Supplied data
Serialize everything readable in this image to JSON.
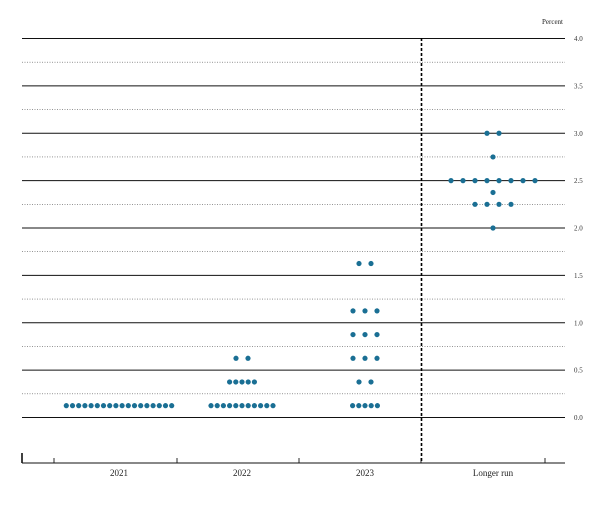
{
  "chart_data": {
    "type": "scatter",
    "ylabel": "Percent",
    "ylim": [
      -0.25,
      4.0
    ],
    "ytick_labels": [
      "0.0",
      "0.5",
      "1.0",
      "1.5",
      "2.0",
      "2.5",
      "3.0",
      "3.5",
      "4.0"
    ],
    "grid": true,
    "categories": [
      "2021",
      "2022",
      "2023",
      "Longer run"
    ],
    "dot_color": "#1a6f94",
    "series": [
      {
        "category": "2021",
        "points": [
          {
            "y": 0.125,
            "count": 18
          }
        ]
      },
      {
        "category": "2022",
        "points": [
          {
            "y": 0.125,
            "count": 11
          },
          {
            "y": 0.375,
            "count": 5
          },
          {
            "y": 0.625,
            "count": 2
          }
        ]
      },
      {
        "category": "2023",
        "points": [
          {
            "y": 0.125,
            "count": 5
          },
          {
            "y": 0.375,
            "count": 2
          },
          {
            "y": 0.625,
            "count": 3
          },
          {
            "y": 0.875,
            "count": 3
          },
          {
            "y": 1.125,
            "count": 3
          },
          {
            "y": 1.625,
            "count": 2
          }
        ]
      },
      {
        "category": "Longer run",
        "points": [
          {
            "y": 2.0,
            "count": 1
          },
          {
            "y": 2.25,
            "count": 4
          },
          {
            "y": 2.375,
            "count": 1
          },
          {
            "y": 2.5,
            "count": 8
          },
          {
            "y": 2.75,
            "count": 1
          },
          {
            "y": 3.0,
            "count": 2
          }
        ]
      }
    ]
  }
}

Given instruction
Nothing in the entries above should change when they are printed again, except that the pictures are dropped.

Answer to this problem
Serialize everything readable in this image to JSON.
{
  "chart_data": {
    "type": "scatter",
    "ylabel": "Percent",
    "ylim": [
      -0.25,
      4.0
    ],
    "ytick_labels": [
      "0.0",
      "0.5",
      "1.0",
      "1.5",
      "2.0",
      "2.5",
      "3.0",
      "3.5",
      "4.0"
    ],
    "grid": true,
    "categories": [
      "2021",
      "2022",
      "2023",
      "Longer run"
    ],
    "dot_color": "#1a6f94",
    "series": [
      {
        "category": "2021",
        "points": [
          {
            "y": 0.125,
            "count": 18
          }
        ]
      },
      {
        "category": "2022",
        "points": [
          {
            "y": 0.125,
            "count": 11
          },
          {
            "y": 0.375,
            "count": 5
          },
          {
            "y": 0.625,
            "count": 2
          }
        ]
      },
      {
        "category": "2023",
        "points": [
          {
            "y": 0.125,
            "count": 5
          },
          {
            "y": 0.375,
            "count": 2
          },
          {
            "y": 0.625,
            "count": 3
          },
          {
            "y": 0.875,
            "count": 3
          },
          {
            "y": 1.125,
            "count": 3
          },
          {
            "y": 1.625,
            "count": 2
          }
        ]
      },
      {
        "category": "Longer run",
        "points": [
          {
            "y": 2.0,
            "count": 1
          },
          {
            "y": 2.25,
            "count": 4
          },
          {
            "y": 2.375,
            "count": 1
          },
          {
            "y": 2.5,
            "count": 8
          },
          {
            "y": 2.75,
            "count": 1
          },
          {
            "y": 3.0,
            "count": 2
          }
        ]
      }
    ]
  }
}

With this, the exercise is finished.